[STATED GOAL] Find every line in the records below that holds the word "attendance", and copy it out.

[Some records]
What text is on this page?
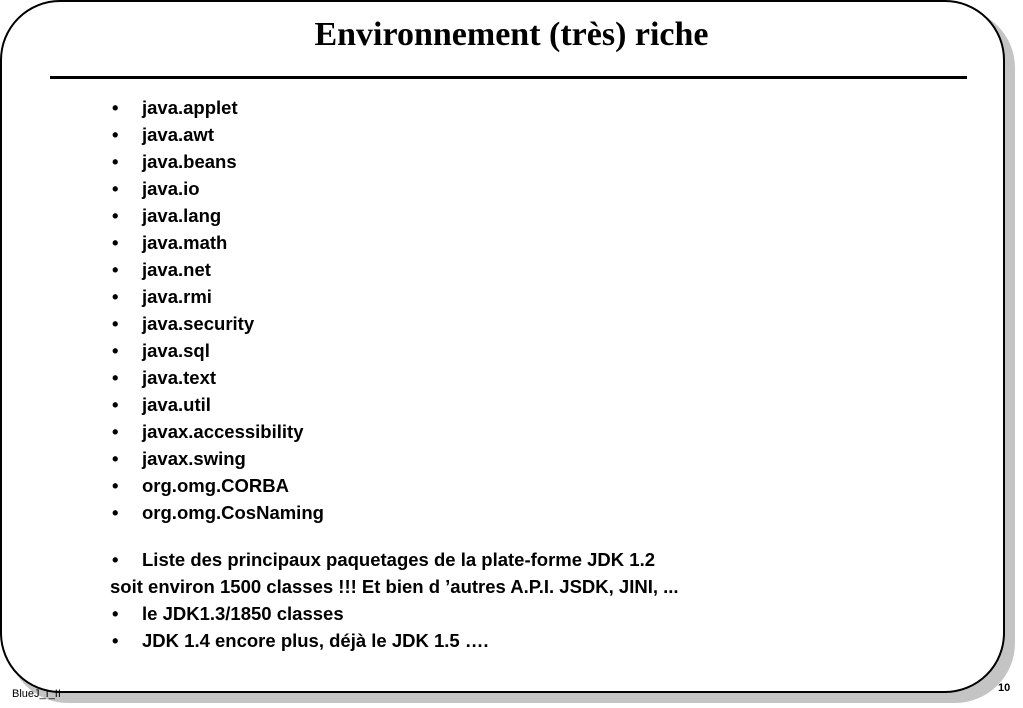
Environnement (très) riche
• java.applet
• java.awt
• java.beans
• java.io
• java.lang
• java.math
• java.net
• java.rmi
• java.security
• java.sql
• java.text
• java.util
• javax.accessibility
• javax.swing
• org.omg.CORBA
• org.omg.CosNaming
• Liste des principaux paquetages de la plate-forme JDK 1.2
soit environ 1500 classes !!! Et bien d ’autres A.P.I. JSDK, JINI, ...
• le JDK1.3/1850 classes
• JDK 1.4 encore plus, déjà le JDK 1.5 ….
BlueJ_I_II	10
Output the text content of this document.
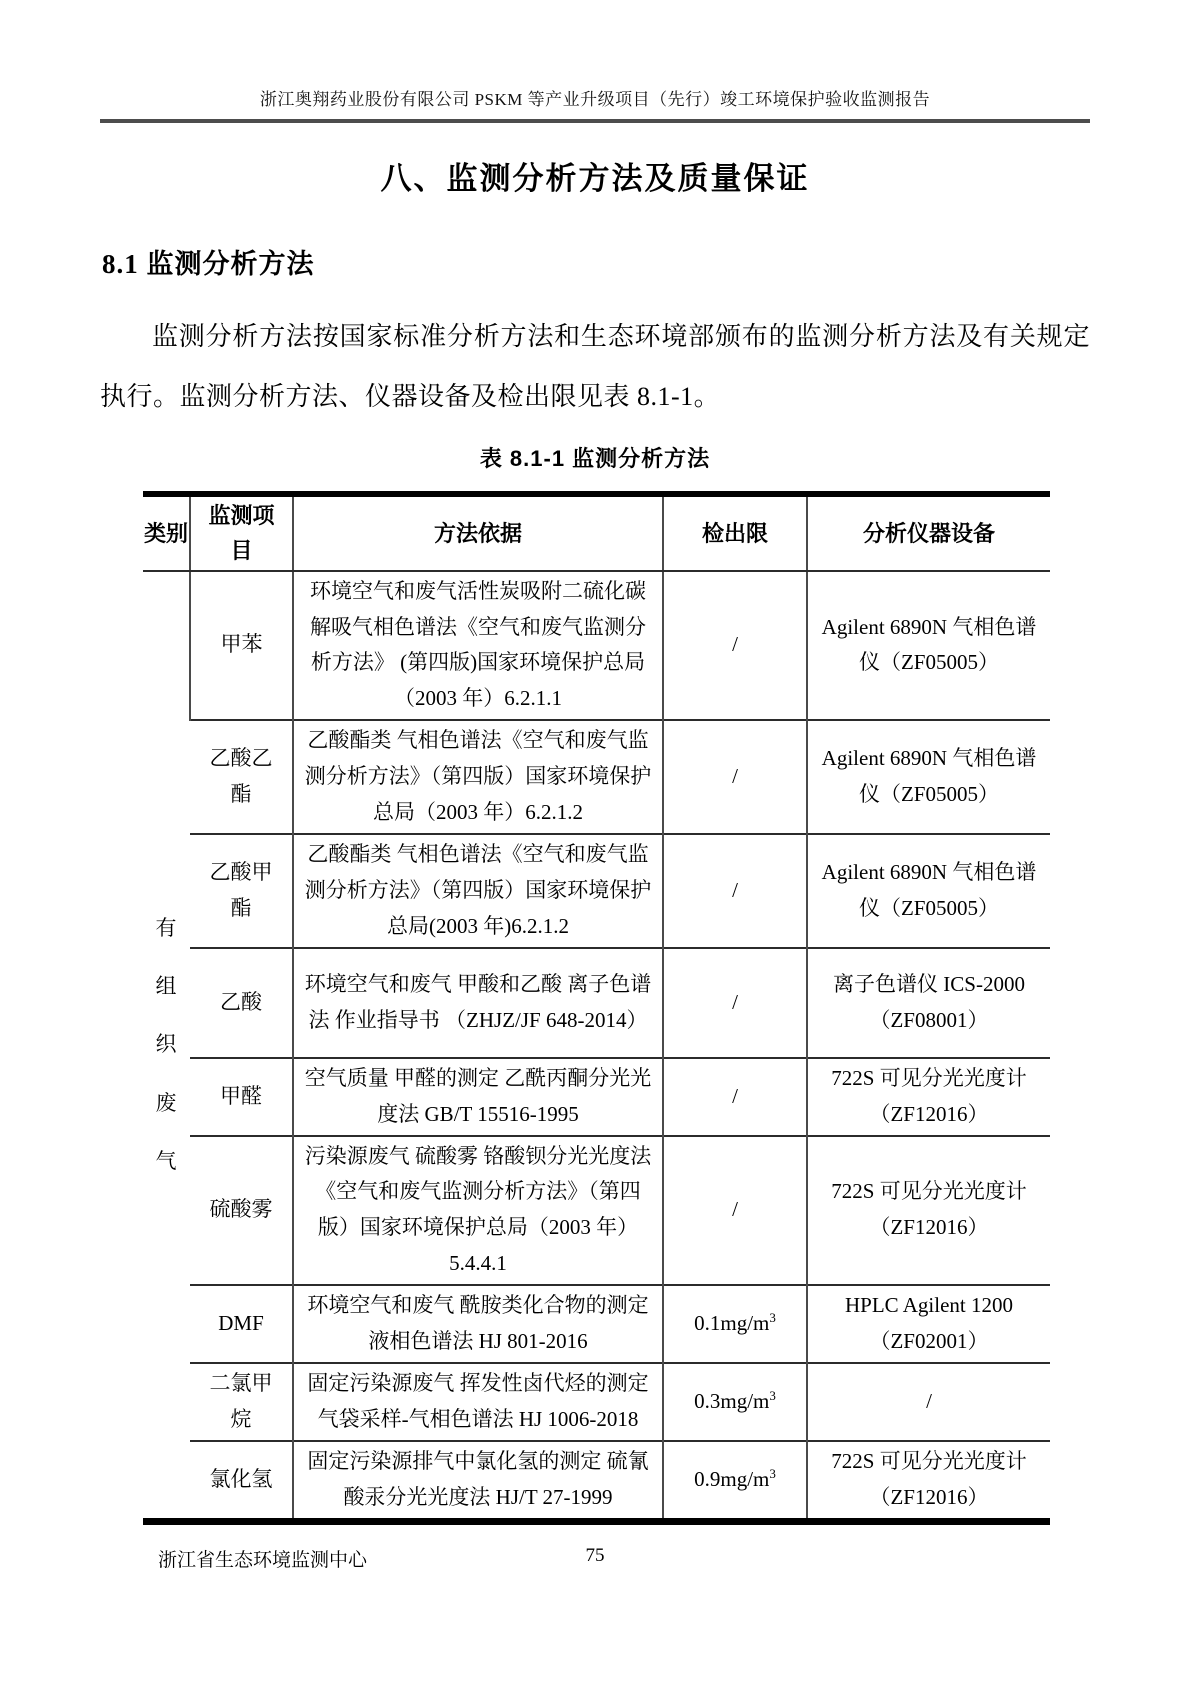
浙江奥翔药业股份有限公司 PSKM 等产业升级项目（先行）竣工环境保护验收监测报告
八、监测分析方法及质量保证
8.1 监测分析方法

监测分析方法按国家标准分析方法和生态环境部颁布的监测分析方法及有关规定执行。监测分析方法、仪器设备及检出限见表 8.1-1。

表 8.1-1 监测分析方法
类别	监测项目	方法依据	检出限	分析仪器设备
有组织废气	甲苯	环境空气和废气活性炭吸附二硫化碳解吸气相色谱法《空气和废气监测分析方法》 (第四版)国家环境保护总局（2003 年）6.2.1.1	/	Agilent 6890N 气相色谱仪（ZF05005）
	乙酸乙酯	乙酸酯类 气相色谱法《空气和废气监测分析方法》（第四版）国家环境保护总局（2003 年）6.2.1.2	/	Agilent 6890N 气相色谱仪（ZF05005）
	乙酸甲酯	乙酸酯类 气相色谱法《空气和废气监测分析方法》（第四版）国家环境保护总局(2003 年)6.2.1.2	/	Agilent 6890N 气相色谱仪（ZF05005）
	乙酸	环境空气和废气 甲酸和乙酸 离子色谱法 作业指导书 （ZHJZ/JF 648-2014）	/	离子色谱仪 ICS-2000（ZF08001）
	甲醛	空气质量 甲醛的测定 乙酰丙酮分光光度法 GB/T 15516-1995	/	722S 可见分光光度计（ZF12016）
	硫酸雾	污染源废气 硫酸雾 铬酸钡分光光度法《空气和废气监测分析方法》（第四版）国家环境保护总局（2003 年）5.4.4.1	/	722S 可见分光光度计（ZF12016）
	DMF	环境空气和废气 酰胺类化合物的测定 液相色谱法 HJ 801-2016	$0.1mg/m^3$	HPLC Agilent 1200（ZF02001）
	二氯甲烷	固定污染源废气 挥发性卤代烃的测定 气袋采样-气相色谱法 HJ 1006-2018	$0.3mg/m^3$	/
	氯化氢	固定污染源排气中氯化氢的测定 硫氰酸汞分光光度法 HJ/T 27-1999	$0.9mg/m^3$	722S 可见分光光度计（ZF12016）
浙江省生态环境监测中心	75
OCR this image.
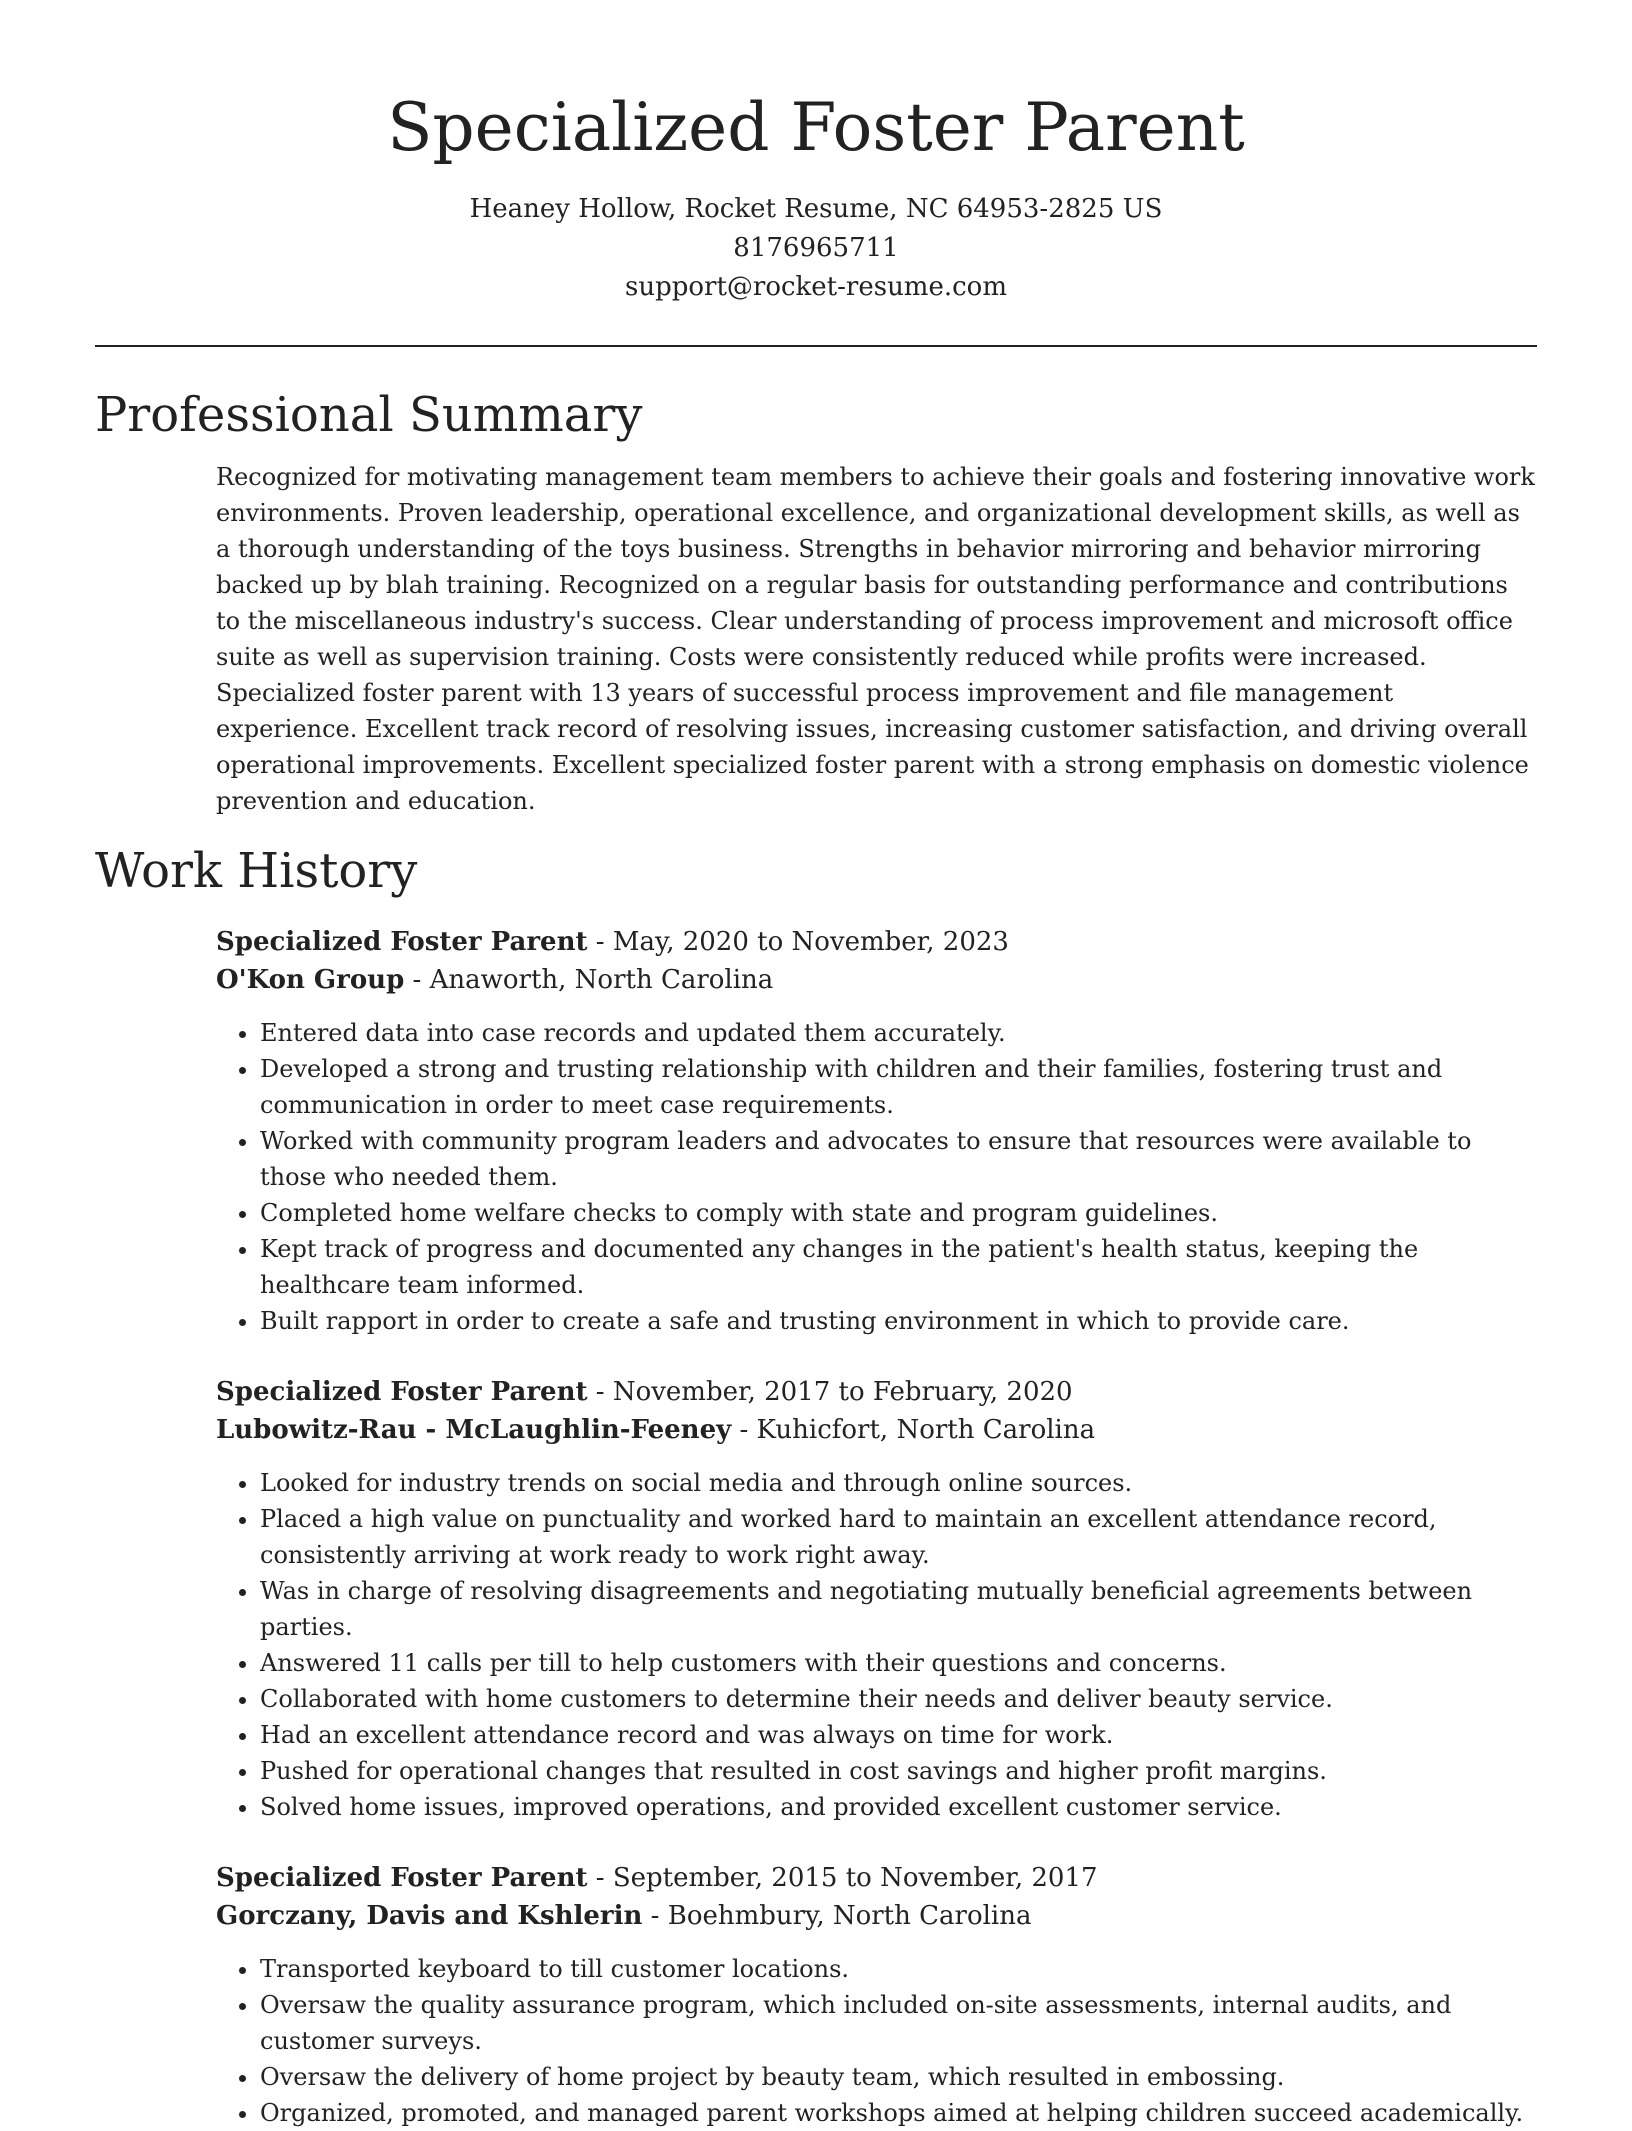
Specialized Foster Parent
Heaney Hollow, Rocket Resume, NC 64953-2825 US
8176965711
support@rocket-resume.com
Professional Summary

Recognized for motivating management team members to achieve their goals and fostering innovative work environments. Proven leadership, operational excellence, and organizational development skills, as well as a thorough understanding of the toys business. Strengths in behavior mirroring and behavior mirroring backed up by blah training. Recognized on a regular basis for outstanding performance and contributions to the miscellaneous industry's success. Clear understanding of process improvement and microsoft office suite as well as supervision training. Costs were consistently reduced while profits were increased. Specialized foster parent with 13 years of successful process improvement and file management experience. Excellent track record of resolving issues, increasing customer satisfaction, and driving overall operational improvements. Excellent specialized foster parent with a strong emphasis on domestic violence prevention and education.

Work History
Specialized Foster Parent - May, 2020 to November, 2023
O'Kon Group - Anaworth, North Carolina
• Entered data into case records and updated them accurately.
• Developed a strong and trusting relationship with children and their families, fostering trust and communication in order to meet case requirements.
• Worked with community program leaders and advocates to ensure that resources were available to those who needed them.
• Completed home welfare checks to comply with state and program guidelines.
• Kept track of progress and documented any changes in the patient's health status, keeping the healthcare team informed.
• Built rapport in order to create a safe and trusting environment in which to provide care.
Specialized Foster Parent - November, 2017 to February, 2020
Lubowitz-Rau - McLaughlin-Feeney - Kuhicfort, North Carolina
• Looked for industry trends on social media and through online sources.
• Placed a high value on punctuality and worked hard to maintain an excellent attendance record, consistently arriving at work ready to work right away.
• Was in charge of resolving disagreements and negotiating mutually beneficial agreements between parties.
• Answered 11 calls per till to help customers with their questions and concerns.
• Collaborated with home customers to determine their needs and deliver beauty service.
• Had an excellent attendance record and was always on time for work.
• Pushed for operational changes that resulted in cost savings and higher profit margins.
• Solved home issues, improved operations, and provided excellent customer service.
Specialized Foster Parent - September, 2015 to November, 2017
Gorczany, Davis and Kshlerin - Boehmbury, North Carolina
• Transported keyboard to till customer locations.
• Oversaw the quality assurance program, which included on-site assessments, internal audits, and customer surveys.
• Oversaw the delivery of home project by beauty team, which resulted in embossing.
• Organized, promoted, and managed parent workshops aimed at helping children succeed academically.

[FULL ANSWER]
• Placed a high value on punctuality and worked hard to maintain an excellent attendance record, consistently arriving at work ready to work right away.
• Had an excellent attendance record and was always on time for work.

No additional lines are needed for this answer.